**Required task**
Transcribe the material in full, exactly as written.

++++++

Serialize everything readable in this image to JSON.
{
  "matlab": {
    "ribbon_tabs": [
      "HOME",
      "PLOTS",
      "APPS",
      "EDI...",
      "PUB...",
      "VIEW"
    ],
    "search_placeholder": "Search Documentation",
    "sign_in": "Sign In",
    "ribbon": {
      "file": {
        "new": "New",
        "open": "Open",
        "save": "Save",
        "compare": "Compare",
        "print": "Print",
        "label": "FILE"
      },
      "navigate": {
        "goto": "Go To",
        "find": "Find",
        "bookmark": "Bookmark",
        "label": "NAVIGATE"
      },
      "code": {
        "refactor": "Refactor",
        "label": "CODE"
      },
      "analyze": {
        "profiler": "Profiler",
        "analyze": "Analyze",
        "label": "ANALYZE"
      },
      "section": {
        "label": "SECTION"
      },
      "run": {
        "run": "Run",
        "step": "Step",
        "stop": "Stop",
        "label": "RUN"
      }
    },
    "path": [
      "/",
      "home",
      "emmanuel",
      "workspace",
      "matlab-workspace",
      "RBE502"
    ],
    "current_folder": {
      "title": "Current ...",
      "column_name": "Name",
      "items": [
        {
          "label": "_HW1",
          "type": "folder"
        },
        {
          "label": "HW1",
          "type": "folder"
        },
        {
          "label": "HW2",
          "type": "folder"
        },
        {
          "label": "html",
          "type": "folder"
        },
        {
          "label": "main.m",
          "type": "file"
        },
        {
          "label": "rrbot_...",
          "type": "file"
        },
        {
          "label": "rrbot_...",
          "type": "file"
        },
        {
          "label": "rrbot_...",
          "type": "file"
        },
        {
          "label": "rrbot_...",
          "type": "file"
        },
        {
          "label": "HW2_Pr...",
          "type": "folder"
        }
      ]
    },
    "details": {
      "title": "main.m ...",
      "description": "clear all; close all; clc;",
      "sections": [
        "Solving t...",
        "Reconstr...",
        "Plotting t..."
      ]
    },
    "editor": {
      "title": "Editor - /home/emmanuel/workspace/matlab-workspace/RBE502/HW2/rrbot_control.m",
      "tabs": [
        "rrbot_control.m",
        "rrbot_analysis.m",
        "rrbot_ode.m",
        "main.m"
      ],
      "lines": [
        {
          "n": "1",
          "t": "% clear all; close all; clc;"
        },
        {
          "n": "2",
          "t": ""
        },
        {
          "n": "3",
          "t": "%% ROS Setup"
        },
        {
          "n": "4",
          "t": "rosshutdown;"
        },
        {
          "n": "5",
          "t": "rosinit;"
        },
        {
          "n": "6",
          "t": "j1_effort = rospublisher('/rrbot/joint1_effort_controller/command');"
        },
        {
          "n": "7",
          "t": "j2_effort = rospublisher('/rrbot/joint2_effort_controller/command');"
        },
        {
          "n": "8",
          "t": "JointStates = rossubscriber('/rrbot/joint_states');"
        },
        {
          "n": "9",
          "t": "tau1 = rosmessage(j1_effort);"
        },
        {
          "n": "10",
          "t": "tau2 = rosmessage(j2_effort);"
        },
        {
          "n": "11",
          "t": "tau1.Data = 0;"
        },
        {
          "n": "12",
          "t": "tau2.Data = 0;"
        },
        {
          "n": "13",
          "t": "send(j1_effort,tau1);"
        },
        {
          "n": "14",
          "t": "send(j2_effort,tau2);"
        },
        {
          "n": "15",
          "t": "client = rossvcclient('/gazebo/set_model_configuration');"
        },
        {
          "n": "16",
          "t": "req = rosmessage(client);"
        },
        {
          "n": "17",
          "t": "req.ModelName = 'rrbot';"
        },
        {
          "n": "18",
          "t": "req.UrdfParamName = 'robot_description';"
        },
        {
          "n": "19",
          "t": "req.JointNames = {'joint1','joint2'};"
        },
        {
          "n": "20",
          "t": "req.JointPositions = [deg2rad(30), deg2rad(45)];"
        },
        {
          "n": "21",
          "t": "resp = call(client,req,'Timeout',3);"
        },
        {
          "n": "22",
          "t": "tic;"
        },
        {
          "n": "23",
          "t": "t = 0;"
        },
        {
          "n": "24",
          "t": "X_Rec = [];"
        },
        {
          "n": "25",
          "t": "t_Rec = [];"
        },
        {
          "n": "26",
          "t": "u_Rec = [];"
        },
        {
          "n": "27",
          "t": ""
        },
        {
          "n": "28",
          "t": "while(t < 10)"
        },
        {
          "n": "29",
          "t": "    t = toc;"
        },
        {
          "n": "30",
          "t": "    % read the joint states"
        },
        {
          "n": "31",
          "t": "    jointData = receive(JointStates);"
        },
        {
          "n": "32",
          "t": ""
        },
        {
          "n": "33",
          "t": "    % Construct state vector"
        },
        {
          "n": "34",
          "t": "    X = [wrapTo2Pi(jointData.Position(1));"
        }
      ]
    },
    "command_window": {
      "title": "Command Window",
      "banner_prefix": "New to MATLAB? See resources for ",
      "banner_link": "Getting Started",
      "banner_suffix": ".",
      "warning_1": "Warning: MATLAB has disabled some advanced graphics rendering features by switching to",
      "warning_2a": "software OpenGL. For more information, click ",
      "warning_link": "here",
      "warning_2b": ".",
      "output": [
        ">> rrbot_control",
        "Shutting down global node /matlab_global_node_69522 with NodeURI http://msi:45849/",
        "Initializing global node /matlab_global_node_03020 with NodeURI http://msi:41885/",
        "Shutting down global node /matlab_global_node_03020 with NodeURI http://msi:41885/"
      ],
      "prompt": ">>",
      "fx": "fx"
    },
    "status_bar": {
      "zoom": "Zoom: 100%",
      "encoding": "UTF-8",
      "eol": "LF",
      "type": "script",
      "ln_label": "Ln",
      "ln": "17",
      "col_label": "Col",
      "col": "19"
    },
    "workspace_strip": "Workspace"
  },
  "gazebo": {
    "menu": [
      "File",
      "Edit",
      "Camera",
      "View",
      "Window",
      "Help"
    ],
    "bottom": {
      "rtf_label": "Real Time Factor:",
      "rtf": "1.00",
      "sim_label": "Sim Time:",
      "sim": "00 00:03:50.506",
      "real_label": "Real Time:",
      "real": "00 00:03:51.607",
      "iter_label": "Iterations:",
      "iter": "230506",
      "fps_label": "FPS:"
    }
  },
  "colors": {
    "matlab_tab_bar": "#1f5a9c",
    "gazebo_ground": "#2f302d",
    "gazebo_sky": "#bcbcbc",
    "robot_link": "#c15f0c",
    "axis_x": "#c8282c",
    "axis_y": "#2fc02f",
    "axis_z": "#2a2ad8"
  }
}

++++++

**Written response**
Serialize everything readable in this image to JSON.
{
  "matlab": {
    "ribbon_tabs": [
      "HOME",
      "PLOTS",
      "APPS",
      "EDI...",
      "PUB...",
      "VIEW"
    ],
    "search_placeholder": "Search Documentation",
    "sign_in": "Sign In",
    "ribbon": {
      "file": {
        "new": "New",
        "open": "Open",
        "save": "Save",
        "compare": "Compare",
        "print": "Print",
        "label": "FILE"
      },
      "navigate": {
        "goto": "Go To",
        "find": "Find",
        "bookmark": "Bookmark",
        "label": "NAVIGATE"
      },
      "code": {
        "refactor": "Refactor",
        "label": "CODE"
      },
      "analyze": {
        "profiler": "Profiler",
        "analyze": "Analyze",
        "label": "ANALYZE"
      },
      "section": {
        "label": "SECTION"
      },
      "run": {
        "run": "Run",
        "step": "Step",
        "stop": "Stop",
        "label": "RUN"
      }
    },
    "path": [
      "/",
      "home",
      "emmanuel",
      "workspace",
      "matlab-workspace",
      "RBE502"
    ],
    "current_folder": {
      "title": "Current ...",
      "column_name": "Name",
      "items": [
        {
          "label": "_HW1",
          "type": "folder"
        },
        {
          "label": "HW1",
          "type": "folder"
        },
        {
          "label": "HW2",
          "type": "folder"
        },
        {
          "label": "html",
          "type": "folder"
        },
        {
          "label": "main.m",
          "type": "file"
        },
        {
          "label": "rrbot_...",
          "type": "file"
        },
        {
          "label": "rrbot_...",
          "type": "file"
        },
        {
          "label": "rrbot_...",
          "type": "file"
        },
        {
          "label": "rrbot_...",
          "type": "file"
        },
        {
          "label": "HW2_Pr...",
          "type": "folder"
        }
      ]
    },
    "details": {
      "title": "main.m ...",
      "description": "clear all; close all; clc;",
      "sections": [
        "Solving t...",
        "Reconstr...",
        "Plotting t..."
      ]
    },
    "editor": {
      "title": "Editor - /home/emmanuel/workspace/matlab-workspace/RBE502/HW2/rrbot_control.m",
      "tabs": [
        "rrbot_control.m",
        "rrbot_analysis.m",
        "rrbot_ode.m",
        "main.m"
      ],
      "lines": [
        {
          "n": "1",
          "t": "% clear all; close all; clc;"
        },
        {
          "n": "2",
          "t": ""
        },
        {
          "n": "3",
          "t": "%% ROS Setup"
        },
        {
          "n": "4",
          "t": "rosshutdown;"
        },
        {
          "n": "5",
          "t": "rosinit;"
        },
        {
          "n": "6",
          "t": "j1_effort = rospublisher('/rrbot/joint1_effort_controller/command');"
        },
        {
          "n": "7",
          "t": "j2_effort = rospublisher('/rrbot/joint2_effort_controller/command');"
        },
        {
          "n": "8",
          "t": "JointStates = rossubscriber('/rrbot/joint_states');"
        },
        {
          "n": "9",
          "t": "tau1 = rosmessage(j1_effort);"
        },
        {
          "n": "10",
          "t": "tau2 = rosmessage(j2_effort);"
        },
        {
          "n": "11",
          "t": "tau1.Data = 0;"
        },
        {
          "n": "12",
          "t": "tau2.Data = 0;"
        },
        {
          "n": "13",
          "t": "send(j1_effort,tau1);"
        },
        {
          "n": "14",
          "t": "send(j2_effort,tau2);"
        },
        {
          "n": "15",
          "t": "client = rossvcclient('/gazebo/set_model_configuration');"
        },
        {
          "n": "16",
          "t": "req = rosmessage(client);"
        },
        {
          "n": "17",
          "t": "req.ModelName = 'rrbot';"
        },
        {
          "n": "18",
          "t": "req.UrdfParamName = 'robot_description';"
        },
        {
          "n": "19",
          "t": "req.JointNames = {'joint1','joint2'};"
        },
        {
          "n": "20",
          "t": "req.JointPositions = [deg2rad(30), deg2rad(45)];"
        },
        {
          "n": "21",
          "t": "resp = call(client,req,'Timeout',3);"
        },
        {
          "n": "22",
          "t": "tic;"
        },
        {
          "n": "23",
          "t": "t = 0;"
        },
        {
          "n": "24",
          "t": "X_Rec = [];"
        },
        {
          "n": "25",
          "t": "t_Rec = [];"
        },
        {
          "n": "26",
          "t": "u_Rec = [];"
        },
        {
          "n": "27",
          "t": ""
        },
        {
          "n": "28",
          "t": "while(t < 10)"
        },
        {
          "n": "29",
          "t": "    t = toc;"
        },
        {
          "n": "30",
          "t": "    % read the joint states"
        },
        {
          "n": "31",
          "t": "    jointData = receive(JointStates);"
        },
        {
          "n": "32",
          "t": ""
        },
        {
          "n": "33",
          "t": "    % Construct state vector"
        },
        {
          "n": "34",
          "t": "    X = [wrapTo2Pi(jointData.Position(1));"
        }
      ]
    },
    "command_window": {
      "title": "Command Window",
      "banner_prefix": "New to MATLAB? See resources for ",
      "banner_link": "Getting Started",
      "banner_suffix": ".",
      "warning_1": "Warning: MATLAB has disabled some advanced graphics rendering features by switching to",
      "warning_2a": "software OpenGL. For more information, click ",
      "warning_link": "here",
      "warning_2b": ".",
      "output": [
        ">> rrbot_control",
        "Shutting down global node /matlab_global_node_69522 with NodeURI http://msi:45849/",
        "Initializing global node /matlab_global_node_03020 with NodeURI http://msi:41885/",
        "Shutting down global node /matlab_global_node_03020 with NodeURI http://msi:41885/"
      ],
      "prompt": ">>",
      "fx": "fx"
    },
    "status_bar": {
      "zoom": "Zoom: 100%",
      "encoding": "UTF-8",
      "eol": "LF",
      "type": "script",
      "ln_label": "Ln",
      "ln": "17",
      "col_label": "Col",
      "col": "19"
    },
    "workspace_strip": "Workspace"
  },
  "gazebo": {
    "menu": [
      "File",
      "Edit",
      "Camera",
      "View",
      "Window",
      "Help"
    ],
    "bottom": {
      "rtf_label": "Real Time Factor:",
      "rtf": "1.00",
      "sim_label": "Sim Time:",
      "sim": "00 00:03:50.506",
      "real_label": "Real Time:",
      "real": "00 00:03:51.607",
      "iter_label": "Iterations:",
      "iter": "230506",
      "fps_label": "FPS:"
    }
  },
  "colors": {
    "matlab_tab_bar": "#1f5a9c",
    "gazebo_ground": "#2f302d",
    "gazebo_sky": "#bcbcbc",
    "robot_link": "#c15f0c",
    "axis_x": "#c8282c",
    "axis_y": "#2fc02f",
    "axis_z": "#2a2ad8"
  }
}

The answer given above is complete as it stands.